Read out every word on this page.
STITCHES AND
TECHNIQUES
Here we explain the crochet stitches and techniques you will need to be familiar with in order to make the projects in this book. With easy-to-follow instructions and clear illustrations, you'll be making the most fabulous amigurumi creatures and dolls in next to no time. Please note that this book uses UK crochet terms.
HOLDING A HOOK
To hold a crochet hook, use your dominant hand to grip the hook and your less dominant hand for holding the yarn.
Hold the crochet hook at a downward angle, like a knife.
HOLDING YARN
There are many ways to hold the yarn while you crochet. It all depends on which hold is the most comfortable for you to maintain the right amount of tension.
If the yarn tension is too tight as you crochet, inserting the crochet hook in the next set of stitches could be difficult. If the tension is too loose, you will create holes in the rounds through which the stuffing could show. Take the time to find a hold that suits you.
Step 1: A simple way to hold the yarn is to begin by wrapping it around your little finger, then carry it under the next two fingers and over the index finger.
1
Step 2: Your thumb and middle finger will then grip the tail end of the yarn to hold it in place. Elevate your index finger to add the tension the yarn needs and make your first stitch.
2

GIVEN REQUEST: Please reproduce each line exactly as written.

SOLUTION:
Read out every word on this page.
STITCHES AND
TECHNIQUES
Here we explain the crochet stitches and techniques you will need to be familiar with in order to make the projects in this book. With easy-to-follow instructions and clear illustrations, you'll be making the most fabulous amigurumi creatures and dolls in next to no time. Please note that this book uses UK crochet terms.
HOLDING A HOOK
To hold a crochet hook, use your dominant hand to grip the hook and your less dominant hand for holding the yarn.
Hold the crochet hook at a downward angle, like a knife.
HOLDING YARN
There are many ways to hold the yarn while you crochet. It all depends on which hold is the most comfortable for you to maintain the right amount of tension.
If the yarn tension is too tight as you crochet, inserting the crochet hook in the next set of stitches could be difficult. If the tension is too loose, you will create holes in the rounds through which the stuffing could show. Take the time to find a hold that suits you.
Step 1: A simple way to hold the yarn is to begin by wrapping it around your little finger, then carry it under the next two fingers and over the index finger.
1
Step 2: Your thumb and middle finger will then grip the tail end of the yarn to hold it in place. Elevate your index finger to add the tension the yarn needs and make your first stitch.
2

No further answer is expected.